Available records:

* * *

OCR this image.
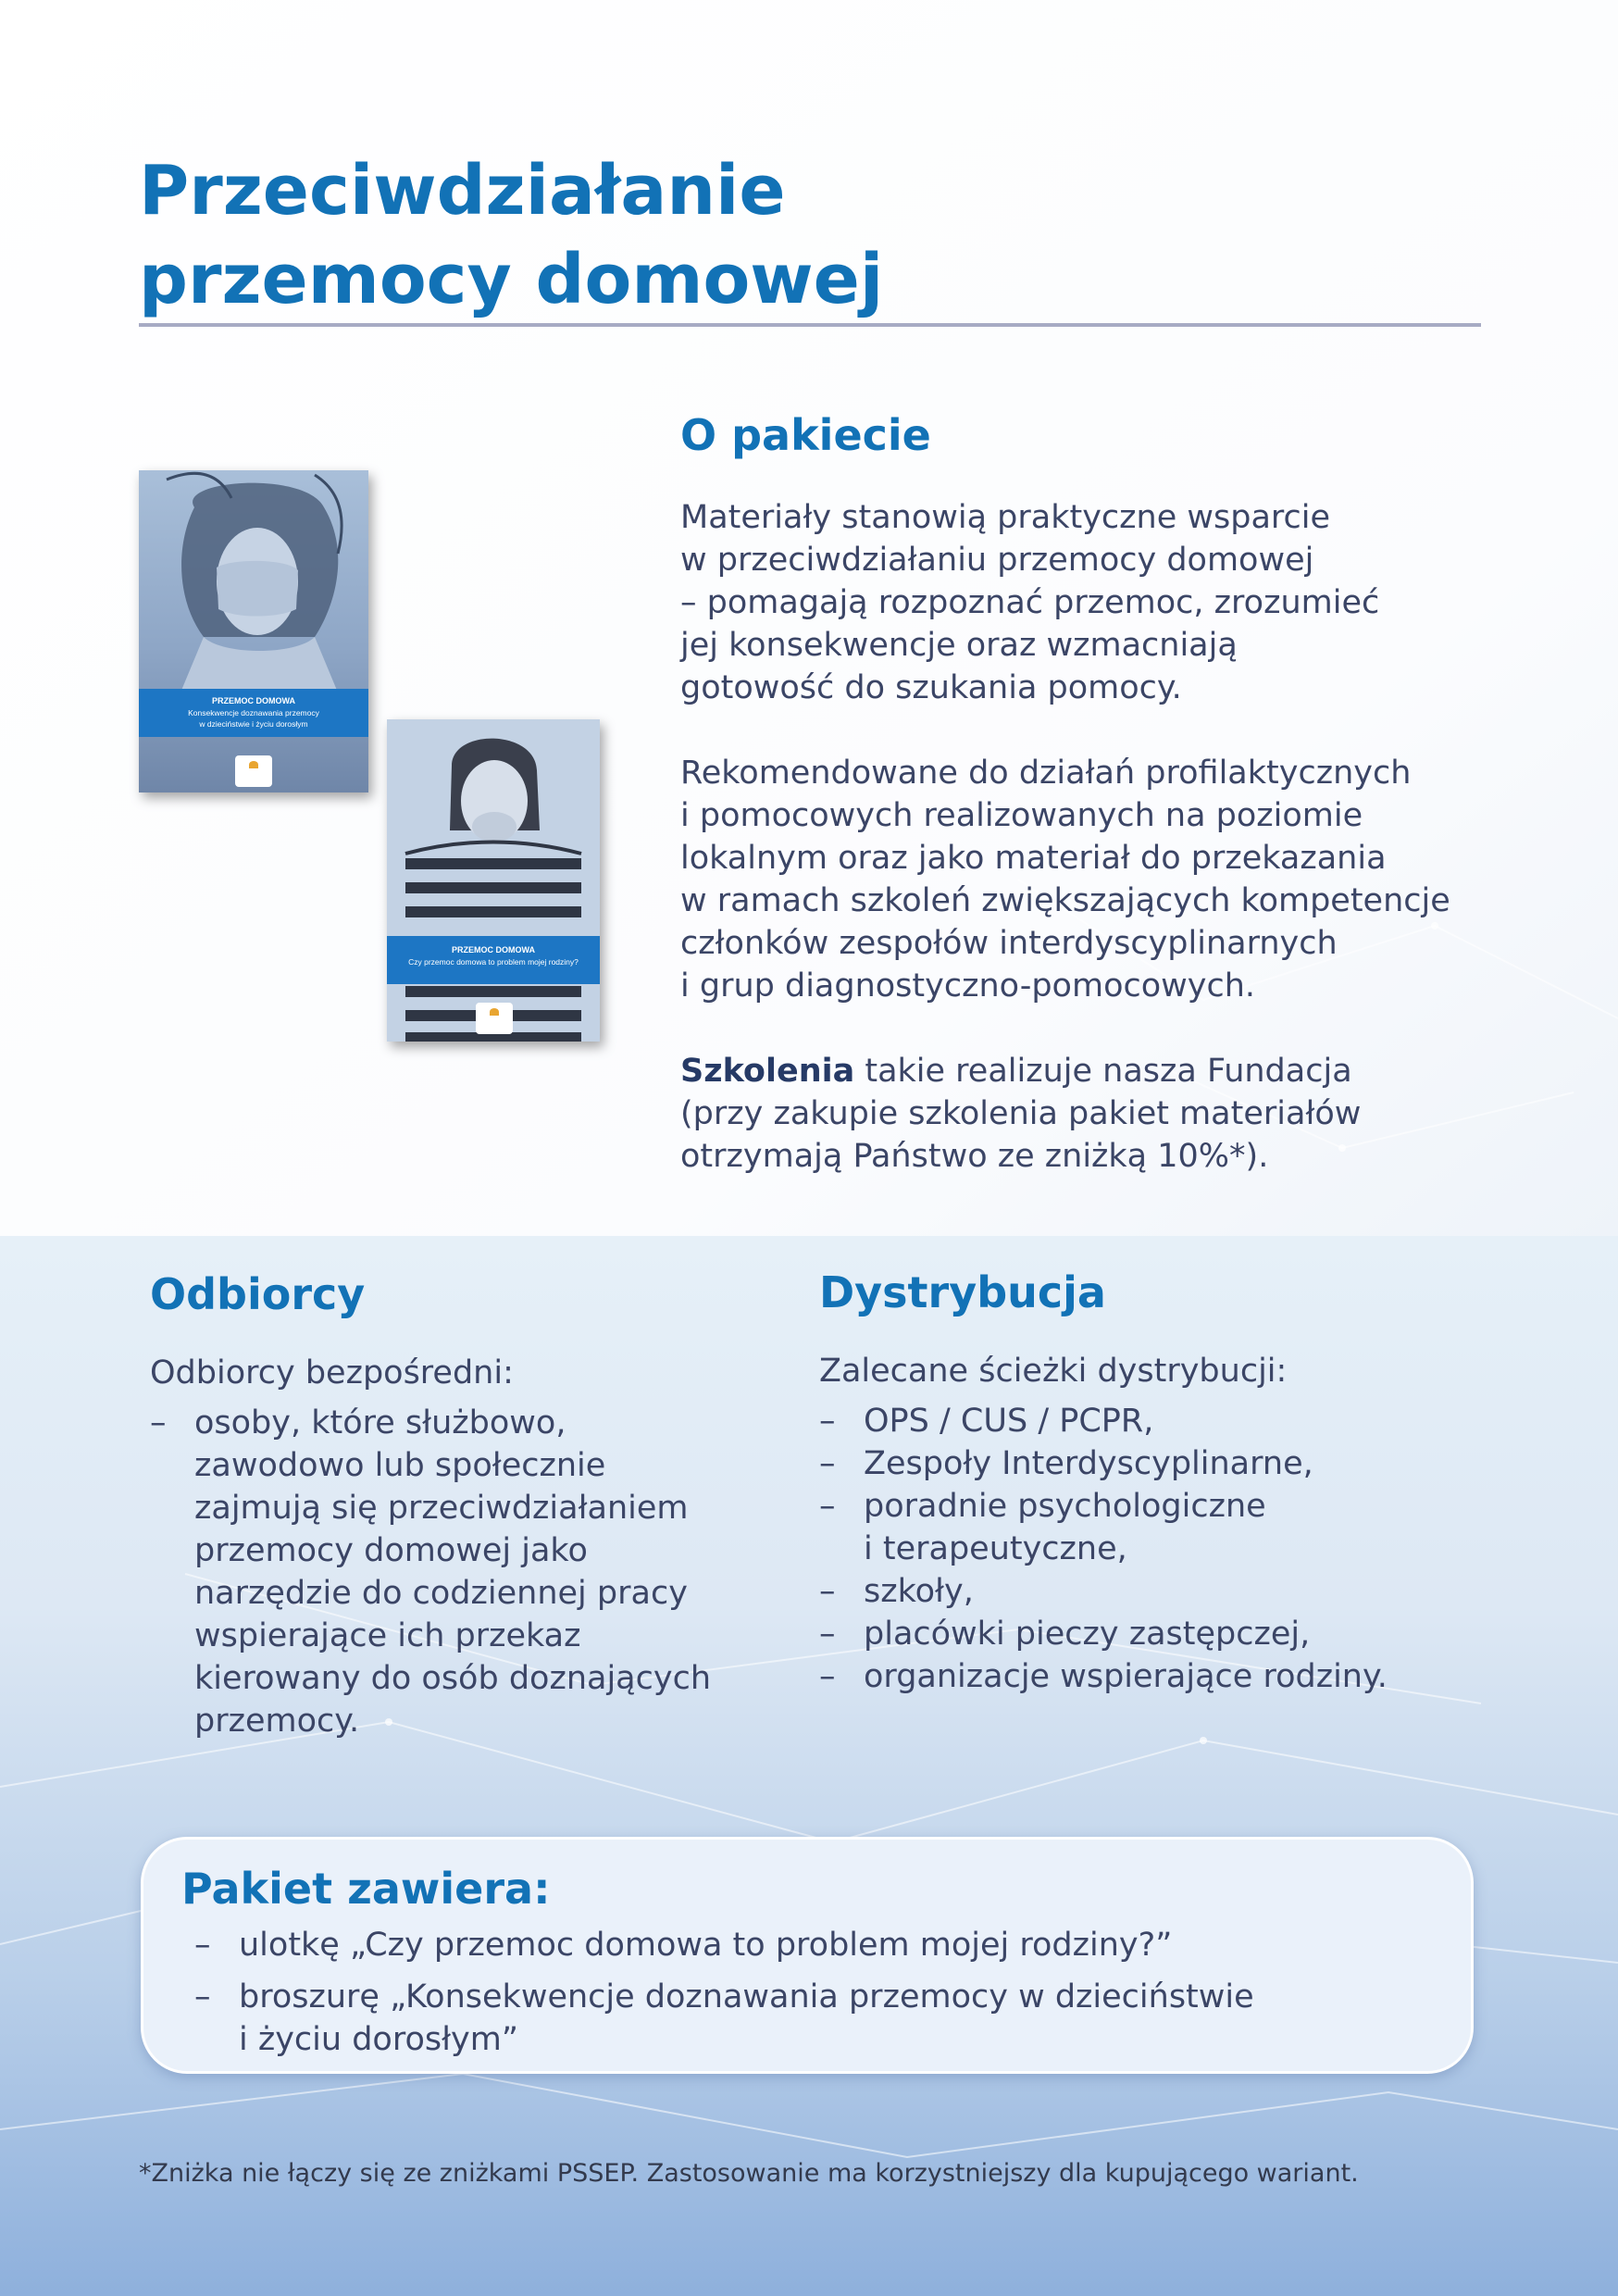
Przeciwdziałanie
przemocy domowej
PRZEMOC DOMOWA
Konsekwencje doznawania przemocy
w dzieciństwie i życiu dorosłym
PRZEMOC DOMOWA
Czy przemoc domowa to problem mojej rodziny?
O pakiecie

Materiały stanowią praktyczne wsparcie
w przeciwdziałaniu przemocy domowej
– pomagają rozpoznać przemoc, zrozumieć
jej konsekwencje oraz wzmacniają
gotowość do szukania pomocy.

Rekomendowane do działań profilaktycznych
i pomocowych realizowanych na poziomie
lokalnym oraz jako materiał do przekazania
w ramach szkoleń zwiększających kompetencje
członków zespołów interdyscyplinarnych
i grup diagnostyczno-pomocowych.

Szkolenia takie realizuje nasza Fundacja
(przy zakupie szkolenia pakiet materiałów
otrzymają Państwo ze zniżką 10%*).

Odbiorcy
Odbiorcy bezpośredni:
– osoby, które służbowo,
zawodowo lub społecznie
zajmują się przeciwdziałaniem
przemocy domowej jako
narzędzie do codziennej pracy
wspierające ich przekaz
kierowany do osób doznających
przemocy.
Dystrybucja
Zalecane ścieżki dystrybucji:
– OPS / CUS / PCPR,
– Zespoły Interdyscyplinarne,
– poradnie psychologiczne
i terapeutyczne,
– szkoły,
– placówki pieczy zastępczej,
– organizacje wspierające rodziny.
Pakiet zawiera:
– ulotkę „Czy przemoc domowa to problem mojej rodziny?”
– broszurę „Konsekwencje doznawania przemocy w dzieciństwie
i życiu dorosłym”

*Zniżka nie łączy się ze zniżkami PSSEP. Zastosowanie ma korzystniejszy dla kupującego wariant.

* * *

Aim:
Identify each line holding the string "wspierające", and copy it out.

Reply:
wspierające ich przekaz
– organizacje wspierające rodziny.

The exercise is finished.